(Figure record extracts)
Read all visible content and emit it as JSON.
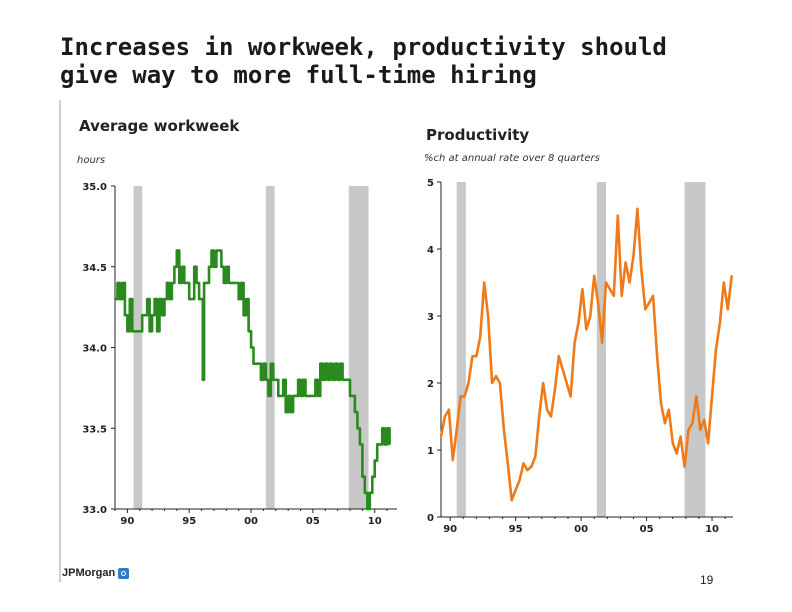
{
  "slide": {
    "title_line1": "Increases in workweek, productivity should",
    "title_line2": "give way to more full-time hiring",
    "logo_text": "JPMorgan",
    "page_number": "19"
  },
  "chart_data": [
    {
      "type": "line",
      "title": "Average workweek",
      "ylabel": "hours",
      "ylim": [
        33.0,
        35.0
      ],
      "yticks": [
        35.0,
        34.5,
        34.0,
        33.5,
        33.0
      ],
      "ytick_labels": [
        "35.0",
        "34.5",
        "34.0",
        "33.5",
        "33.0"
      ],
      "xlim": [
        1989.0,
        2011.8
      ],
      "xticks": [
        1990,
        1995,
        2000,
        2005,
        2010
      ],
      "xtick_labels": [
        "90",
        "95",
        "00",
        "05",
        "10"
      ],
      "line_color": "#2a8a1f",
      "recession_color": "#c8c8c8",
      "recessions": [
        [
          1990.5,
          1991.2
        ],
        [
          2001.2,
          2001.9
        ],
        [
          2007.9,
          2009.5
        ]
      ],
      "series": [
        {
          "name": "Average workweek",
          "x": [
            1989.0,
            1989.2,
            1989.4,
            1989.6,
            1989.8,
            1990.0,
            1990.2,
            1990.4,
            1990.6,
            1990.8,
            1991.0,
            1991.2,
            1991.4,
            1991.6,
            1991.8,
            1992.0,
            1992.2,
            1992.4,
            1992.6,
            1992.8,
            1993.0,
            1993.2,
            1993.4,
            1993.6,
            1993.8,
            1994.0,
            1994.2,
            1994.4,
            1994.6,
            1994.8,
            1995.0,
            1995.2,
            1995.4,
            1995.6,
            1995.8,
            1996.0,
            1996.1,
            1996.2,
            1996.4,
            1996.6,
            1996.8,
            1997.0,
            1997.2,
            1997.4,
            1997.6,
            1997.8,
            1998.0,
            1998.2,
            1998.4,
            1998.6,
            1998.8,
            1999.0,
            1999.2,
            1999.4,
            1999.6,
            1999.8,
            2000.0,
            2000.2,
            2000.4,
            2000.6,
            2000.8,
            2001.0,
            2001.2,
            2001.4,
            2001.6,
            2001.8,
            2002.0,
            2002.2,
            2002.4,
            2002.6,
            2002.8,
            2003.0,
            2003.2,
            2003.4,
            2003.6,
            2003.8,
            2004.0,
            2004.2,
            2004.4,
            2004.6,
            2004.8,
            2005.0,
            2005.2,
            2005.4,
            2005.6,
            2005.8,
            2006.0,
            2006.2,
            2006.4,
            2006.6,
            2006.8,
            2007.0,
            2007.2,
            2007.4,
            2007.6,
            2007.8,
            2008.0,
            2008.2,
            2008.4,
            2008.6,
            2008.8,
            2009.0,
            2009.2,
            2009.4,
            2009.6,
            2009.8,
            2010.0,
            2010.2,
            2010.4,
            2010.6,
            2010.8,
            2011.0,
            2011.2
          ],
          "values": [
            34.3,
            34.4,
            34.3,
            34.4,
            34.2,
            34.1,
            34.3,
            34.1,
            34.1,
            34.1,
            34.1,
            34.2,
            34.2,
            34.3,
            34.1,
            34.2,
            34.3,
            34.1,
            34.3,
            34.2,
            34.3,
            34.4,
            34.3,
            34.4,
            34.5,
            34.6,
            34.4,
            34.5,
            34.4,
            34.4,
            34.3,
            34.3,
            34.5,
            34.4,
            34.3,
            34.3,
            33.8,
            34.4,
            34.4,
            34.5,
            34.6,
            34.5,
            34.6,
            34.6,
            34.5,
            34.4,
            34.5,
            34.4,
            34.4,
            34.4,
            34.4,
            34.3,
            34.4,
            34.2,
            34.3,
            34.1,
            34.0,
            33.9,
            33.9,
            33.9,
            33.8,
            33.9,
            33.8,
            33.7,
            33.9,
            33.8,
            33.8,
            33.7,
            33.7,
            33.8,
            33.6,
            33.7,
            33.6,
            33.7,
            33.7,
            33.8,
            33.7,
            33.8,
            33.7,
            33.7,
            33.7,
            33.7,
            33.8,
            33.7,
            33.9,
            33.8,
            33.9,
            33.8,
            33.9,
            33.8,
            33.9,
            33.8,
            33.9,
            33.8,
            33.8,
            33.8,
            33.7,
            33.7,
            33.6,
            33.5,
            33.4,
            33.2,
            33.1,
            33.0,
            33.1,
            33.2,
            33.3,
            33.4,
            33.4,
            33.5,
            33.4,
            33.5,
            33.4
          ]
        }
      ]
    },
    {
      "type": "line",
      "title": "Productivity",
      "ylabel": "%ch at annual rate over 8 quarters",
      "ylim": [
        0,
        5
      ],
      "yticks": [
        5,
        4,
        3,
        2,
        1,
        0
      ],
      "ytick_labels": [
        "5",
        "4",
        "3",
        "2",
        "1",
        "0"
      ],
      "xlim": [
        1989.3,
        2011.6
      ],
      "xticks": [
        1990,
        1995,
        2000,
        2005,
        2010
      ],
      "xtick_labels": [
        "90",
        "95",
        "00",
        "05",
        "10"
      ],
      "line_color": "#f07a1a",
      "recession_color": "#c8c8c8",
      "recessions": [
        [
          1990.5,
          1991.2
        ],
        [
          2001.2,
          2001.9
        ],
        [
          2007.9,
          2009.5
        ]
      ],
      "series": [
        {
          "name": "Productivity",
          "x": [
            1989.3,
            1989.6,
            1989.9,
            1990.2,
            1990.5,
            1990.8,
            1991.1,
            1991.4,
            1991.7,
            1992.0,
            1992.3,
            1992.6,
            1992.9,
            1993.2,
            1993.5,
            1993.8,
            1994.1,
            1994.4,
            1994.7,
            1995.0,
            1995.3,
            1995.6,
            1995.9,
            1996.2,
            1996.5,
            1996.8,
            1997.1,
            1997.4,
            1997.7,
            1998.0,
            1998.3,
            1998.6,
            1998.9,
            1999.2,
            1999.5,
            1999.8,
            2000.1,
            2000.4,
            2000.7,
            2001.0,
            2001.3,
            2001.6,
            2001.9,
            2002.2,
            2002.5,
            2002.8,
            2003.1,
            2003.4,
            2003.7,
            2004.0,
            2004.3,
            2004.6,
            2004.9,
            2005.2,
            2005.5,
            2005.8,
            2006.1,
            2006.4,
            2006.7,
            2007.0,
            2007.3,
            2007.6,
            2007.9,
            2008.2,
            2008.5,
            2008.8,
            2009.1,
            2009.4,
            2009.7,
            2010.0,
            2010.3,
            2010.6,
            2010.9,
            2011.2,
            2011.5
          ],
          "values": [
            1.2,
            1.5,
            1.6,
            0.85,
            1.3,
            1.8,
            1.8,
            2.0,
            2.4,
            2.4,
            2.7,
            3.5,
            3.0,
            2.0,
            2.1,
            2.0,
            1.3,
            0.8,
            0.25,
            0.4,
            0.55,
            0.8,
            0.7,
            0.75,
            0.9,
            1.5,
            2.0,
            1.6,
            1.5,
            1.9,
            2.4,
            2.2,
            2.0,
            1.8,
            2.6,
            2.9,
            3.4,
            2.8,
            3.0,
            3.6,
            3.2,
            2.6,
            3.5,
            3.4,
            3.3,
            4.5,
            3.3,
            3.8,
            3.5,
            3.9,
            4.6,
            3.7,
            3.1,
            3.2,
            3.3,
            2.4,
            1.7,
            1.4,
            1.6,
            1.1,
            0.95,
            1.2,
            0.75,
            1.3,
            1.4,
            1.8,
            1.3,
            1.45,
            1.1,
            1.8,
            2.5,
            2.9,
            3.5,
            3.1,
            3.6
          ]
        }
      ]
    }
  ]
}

WRITTEN EXERCISE — Search the preceding listing for the word "workweek" and pull out every line that holds it.

CORRECT RESPONSE —
    "title_line1": "Increases in workweek, productivity should",
      "title": "Average workweek",
          "name": "Average workweek",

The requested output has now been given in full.